• **Work to do**:
1. Answer these questions from the depreciation passage:
(a) How much depreciation does the tool case example assign to Year 3?
(b) Unless there are tax reasons for accelerated methods, which depreciation method do large companies tend to use?
(c) Which users particularly favor the units of production method?
2. Proceed with the passage on depreciation methods, writing on from its last sentence.

2. Sum-of-the-years’ digits method – This is another method to accomplish a diminishing charge for depreciation is the sum-of-the-years’ digits method—which is commonly used in the United States and certain other venues.
Sum-of-the-years’ digits (SYD) depreciation = Cost less salvage value × Applicable fraction
Where:
‘Applicable fraction’ = (number of years of estimated life remaining as of the beginning of the year) / SYD
While:
SYD = [n(n + 1)] / 2
n = estimated useful life
This depreciation method is designed to recognize the bulk of all depreciation within the first few years of an asset’s depreciable period, but does not do so quite as rapidly as the double-declining balance method described previously.
Its calculation can be surmised from its name. For the first year of depreciation, one adds up the number of years over which an asset is scheduled to be depreciated and then divides this into the total number of years remaining. The resulting percentage is used as the depreciation rate. In succeeding years, simply divide the reduced number of years left into the same total number of years remaining.
Case Example:
A tool costing $24,000 is scheduled to be depreciated over five years. The sum-of-the-years’ digits is 15 (Year 1 + Year 2 + Year 3 + Year 4 + Year 5). The depreciation calculation in each of the five years is:
Year 1 = (5/15) × $24,000 = $   8,000
Year 2 = (4/15) × $24,000 = $   6,400
Year 3 = (3/15) × $24,000 = $   4,800
Year 4 = (2/15) × $24,000 = $   3,200
Year 5 = (1/15) × $24,000 = $    1,600
Accum. Deprec                         = $24,000
In practice, unless there are tax-reasons to employ accelerated methods, large companies tend to use straight-line depreciation. This has the merit that it is simple to apply, and where a company has a large pool of similar assets, some of which are replaced each year, the aggregate annual depreciation charge is likely to be the same, irrespective of the method chosen.

Using Units of Production Depreciation Method

The units of production depreciation method can result in the most accurate matching of actual asset usage to the related amount of depreciation that is recognized in the accounting records. Its use is limited to those assets for which some estimate of production can be attached, but it is a particular favorite of those who use activity-based costing systems because it closely relates asset cost to actual activity.
To calculate it, estimate the total number of units of production that are likely to result from the use of an asset. Then divide the total capitalized asset cost (less residual value, if this is known) by the total estimated production to arrive at the depreciation cost per unit of production.
The recognized depreciation is derived by multiplying the number of units of actual production during the period by the depreciation cost per unit. If there is a significant divergence of actual production activity from the original estimate, the depreciation cost per unit of production can be altered to reflect the realities of actual production volumes.

[Entries drawn from a collection]
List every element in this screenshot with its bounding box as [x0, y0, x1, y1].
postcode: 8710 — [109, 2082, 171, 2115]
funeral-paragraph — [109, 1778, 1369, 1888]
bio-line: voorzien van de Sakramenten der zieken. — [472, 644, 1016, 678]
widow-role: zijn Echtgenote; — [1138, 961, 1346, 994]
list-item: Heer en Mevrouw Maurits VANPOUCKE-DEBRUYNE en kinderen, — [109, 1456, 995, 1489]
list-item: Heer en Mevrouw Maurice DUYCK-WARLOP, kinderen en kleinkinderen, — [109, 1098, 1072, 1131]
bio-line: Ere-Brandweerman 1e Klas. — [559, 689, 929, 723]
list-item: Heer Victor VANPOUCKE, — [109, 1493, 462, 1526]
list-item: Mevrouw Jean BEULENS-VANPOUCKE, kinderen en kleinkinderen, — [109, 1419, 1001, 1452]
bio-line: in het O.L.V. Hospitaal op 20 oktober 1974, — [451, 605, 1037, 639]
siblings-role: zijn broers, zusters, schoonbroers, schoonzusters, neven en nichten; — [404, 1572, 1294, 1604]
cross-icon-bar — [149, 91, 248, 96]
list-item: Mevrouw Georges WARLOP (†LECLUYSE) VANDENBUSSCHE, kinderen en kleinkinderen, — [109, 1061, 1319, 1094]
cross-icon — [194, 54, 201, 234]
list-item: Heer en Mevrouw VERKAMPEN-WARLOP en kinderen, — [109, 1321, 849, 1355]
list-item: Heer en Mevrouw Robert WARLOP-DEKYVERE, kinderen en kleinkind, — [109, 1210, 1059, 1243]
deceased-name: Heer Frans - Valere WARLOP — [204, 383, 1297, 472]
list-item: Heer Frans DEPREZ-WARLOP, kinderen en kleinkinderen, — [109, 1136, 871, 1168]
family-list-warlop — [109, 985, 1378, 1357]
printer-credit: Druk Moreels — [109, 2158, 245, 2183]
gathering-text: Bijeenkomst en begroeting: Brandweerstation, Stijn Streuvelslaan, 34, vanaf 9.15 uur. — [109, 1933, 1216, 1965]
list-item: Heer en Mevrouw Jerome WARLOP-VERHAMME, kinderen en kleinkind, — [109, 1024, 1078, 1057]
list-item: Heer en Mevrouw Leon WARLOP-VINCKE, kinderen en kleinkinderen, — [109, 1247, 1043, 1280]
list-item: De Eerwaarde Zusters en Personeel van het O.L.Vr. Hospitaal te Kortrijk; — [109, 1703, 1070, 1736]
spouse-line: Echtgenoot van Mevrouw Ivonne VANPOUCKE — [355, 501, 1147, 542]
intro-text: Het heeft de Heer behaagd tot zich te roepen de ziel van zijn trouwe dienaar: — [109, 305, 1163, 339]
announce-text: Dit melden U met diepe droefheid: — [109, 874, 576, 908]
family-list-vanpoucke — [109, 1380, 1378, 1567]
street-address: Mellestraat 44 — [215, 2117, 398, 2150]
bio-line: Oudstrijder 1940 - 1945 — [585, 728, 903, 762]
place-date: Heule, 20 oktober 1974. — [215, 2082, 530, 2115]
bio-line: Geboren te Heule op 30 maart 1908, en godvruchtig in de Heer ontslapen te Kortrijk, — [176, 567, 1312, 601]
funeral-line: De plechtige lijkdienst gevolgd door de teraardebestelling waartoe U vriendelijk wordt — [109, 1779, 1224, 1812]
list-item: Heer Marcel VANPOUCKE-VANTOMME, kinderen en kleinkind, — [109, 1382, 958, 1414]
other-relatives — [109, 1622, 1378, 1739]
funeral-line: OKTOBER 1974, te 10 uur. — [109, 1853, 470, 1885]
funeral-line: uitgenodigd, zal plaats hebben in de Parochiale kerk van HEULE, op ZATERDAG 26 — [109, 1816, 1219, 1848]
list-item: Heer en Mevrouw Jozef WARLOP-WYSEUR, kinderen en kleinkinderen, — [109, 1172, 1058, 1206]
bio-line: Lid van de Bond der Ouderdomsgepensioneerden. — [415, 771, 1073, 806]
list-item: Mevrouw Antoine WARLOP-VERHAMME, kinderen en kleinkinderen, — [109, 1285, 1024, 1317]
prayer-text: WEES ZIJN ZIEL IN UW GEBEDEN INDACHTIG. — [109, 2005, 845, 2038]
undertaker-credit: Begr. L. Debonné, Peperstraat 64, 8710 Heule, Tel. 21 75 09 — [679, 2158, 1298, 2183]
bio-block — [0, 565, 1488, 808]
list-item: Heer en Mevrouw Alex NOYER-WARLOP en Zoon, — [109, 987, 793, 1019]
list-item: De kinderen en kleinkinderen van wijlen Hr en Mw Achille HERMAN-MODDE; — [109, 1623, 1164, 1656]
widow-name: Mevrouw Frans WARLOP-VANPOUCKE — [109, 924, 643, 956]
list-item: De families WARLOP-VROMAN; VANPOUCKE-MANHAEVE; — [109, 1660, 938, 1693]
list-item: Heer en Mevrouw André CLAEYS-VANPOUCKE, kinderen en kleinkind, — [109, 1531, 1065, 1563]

• **Outputs by task**:
1.
(a) $4,800
(b) Straight-line depreciation
(c) Those who use activity-based costing systems

2.
Case Example:
A machine, at an oil company, is assembled at a cost of $350,000. It is expected to be used in the extraction of 1 million barrels of oil, which results in an anticipated depreciation rate of $0.35 per barrel. During the first month, 23,500 barrels of oil are extracted. Using this method, the depreciation cost is counted as follows:
= (Cost per unit of production) × (Number of units of production)
= ($0.35 per barrel) × (23,500 barrels)
= $8,225
This calculation also can be used with service hours as its basis rather than units of production. When used in this manner, the method can be applied to a larger number of assets for which production volumes would not be otherwise available.

The Challenge of Determining Residual Value (and the solution)

As you should do it on the useful life of an asset, the residual value should be reviewed at least at each financial year-end; if expectations differ from previous estimates, the change should be accounted for as a change in an accounting estimate.
However, the residual value can be difficult to determine, for several reasons:
  • First, there may be a removal cost associated with the asset, which will reduce the net residual value that will be realized. If the equipment is especially large or if it involves environmental hazards, then the removal cost may exceed the residual value. In this latter instance, the residual value may be negative; in that case, it should be ignored for depreciation purposes.
  • Second, the lack of a ready market for the sale of used assets in many instances.
  • Finally, the cost of conducting an appraisal in order to determine a net residual value may be excessive in relation to the cost of the equipment being appraised.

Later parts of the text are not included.